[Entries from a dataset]
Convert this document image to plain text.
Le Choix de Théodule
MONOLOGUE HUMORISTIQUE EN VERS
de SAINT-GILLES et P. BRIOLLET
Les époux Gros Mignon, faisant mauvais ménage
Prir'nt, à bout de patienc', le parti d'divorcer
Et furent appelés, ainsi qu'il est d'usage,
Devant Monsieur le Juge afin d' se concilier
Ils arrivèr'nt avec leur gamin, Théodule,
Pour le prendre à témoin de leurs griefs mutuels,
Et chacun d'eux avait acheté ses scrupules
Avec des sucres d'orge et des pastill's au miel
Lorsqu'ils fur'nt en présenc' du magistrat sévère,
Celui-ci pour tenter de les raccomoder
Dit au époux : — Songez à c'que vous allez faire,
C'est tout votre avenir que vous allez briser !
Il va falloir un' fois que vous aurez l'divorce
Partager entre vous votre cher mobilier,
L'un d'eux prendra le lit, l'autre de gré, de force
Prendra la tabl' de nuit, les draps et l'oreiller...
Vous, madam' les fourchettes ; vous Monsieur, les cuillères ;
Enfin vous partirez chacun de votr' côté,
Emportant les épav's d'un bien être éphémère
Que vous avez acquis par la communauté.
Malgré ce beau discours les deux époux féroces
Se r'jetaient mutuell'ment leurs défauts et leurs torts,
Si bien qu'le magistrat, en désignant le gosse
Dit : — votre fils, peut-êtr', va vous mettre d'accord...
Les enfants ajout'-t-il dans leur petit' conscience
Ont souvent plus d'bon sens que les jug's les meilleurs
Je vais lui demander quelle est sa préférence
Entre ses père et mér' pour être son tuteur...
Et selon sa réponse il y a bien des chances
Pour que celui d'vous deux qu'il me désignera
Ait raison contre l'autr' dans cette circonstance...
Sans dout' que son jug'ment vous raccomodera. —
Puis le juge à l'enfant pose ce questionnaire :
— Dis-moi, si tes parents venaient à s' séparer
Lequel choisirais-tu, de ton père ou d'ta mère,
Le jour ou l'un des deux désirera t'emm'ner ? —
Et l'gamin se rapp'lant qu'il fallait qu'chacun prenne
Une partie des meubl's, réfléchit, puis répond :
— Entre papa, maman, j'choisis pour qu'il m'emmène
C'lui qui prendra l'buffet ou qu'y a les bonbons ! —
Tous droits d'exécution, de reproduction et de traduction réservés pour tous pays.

▸ Aim of the exercise
Each entry must be reproduced verbatim.

▸ Full response
Convert this document image to plain text.
Le Choix de Théodule
MONOLOGUE HUMORISTIQUE EN VERS
de SAINT-GILLES et P. BRIOLLET
Les époux Gros Mignon, faisant mauvais ménage
Prir'nt, à bout de patienc', le parti d'divorcer
Et furent appelés, ainsi qu'il est d'usage,
Devant Monsieur le Juge afin d' se concilier
Ils arrivèr'nt avec leur gamin, Théodule,
Pour le prendre à témoin de leurs griefs mutuels,
Et chacun d'eux avait acheté ses scrupules
Avec des sucres d'orge et des pastill's au miel
Lorsqu'ils fur'nt en présenc' du magistrat sévère,
Celui-ci pour tenter de les raccomoder
Dit au époux : — Songez à c'que vous allez faire,
C'est tout votre avenir que vous allez briser !
Il va falloir un' fois que vous aurez l'divorce
Partager entre vous votre cher mobilier,
L'un d'eux prendra le lit, l'autre de gré, de force
Prendra la tabl' de nuit, les draps et l'oreiller...
Vous, madam' les fourchettes ; vous Monsieur, les cuillères ;
Enfin vous partirez chacun de votr' côté,
Emportant les épav's d'un bien être éphémère
Que vous avez acquis par la communauté.
Malgré ce beau discours les deux époux féroces
Se r'jetaient mutuell'ment leurs défauts et leurs torts,
Si bien qu'le magistrat, en désignant le gosse
Dit : — votre fils, peut-êtr', va vous mettre d'accord...
Les enfants ajout'-t-il dans leur petit' conscience
Ont souvent plus d'bon sens que les jug's les meilleurs
Je vais lui demander quelle est sa préférence
Entre ses père et mér' pour être son tuteur...
Et selon sa réponse il y a bien des chances
Pour que celui d'vous deux qu'il me désignera
Ait raison contre l'autr' dans cette circonstance...
Sans dout' que son jug'ment vous raccomodera. —
Puis le juge à l'enfant pose ce questionnaire :
— Dis-moi, si tes parents venaient à s' séparer
Lequel choisirais-tu, de ton père ou d'ta mère,
Le jour ou l'un des deux désirera t'emm'ner ? —
Et l'gamin se rapp'lant qu'il fallait qu'chacun prenne
Une partie des meubl's, réfléchit, puis répond :
— Entre papa, maman, j'choisis pour qu'il m'emmène
C'lui qui prendra l'buffet ou qu'y a les bonbons ! —
Tous droits d'exécution, de reproduction et de traduction réservés pour tous pays.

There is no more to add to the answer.